--- Begin Material shown ---

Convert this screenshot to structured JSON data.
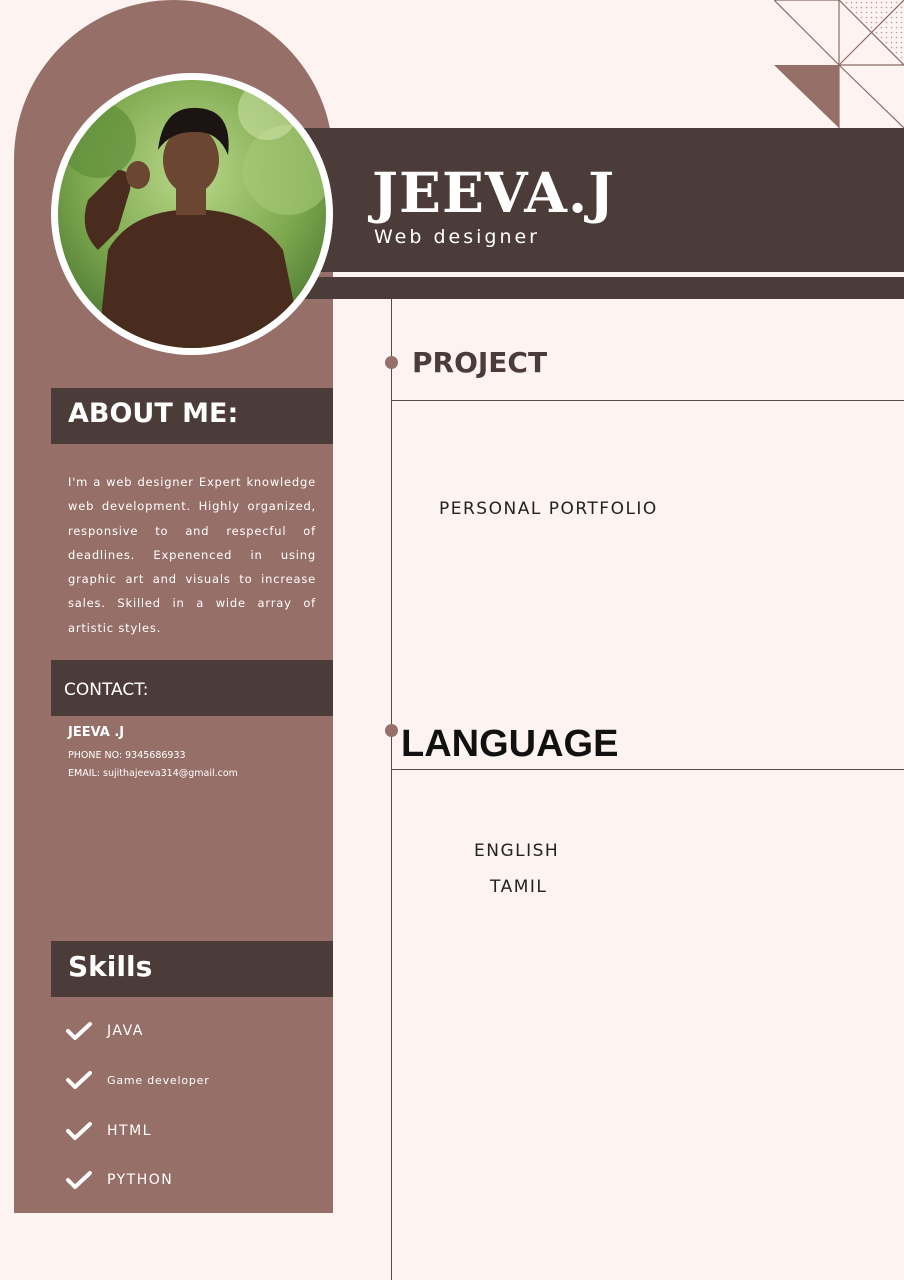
{
  "header": {
    "name": "JEEVA.J",
    "role": "Web designer"
  },
  "about": {
    "heading": "ABOUT ME:",
    "text": "I'm a web designer Expert knowledge web development. Highly organized, responsive to and respecful of deadlines. Expenenced in using graphic art and visuals to increase sales. Skilled in a wide array of artistic styles."
  },
  "contact": {
    "heading": "CONTACT:",
    "name": "JEEVA .J",
    "phone": "PHONE NO: 9345686933",
    "email": "EMAIL: sujithajeeva314@gmail.com"
  },
  "skills": {
    "heading": "Skills",
    "items": [
      "JAVA",
      "Game developer",
      "HTML",
      "PYTHON"
    ]
  },
  "project": {
    "heading": "PROJECT",
    "items": [
      "PERSONAL PORTFOLIO"
    ]
  },
  "language": {
    "heading": "LANGUAGE",
    "items": [
      "ENGLISH",
      "TAMIL"
    ]
  },
  "colors": {
    "sidebar": "#966f68",
    "dark": "#4b3c3a",
    "background": "#fdf3f1"
  }
}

--- End Material shown ---

[Task description] Collect the lines of the data that carry the word "designer".

[Result]
    "role": "Web designer"
    "text": "I'm a web designer Expert knowledge web development. Highly organized, responsive to and respecful of deadlines. Expenenced in using graphic art and visuals to increase sales. Skilled in a wide array of artistic styles."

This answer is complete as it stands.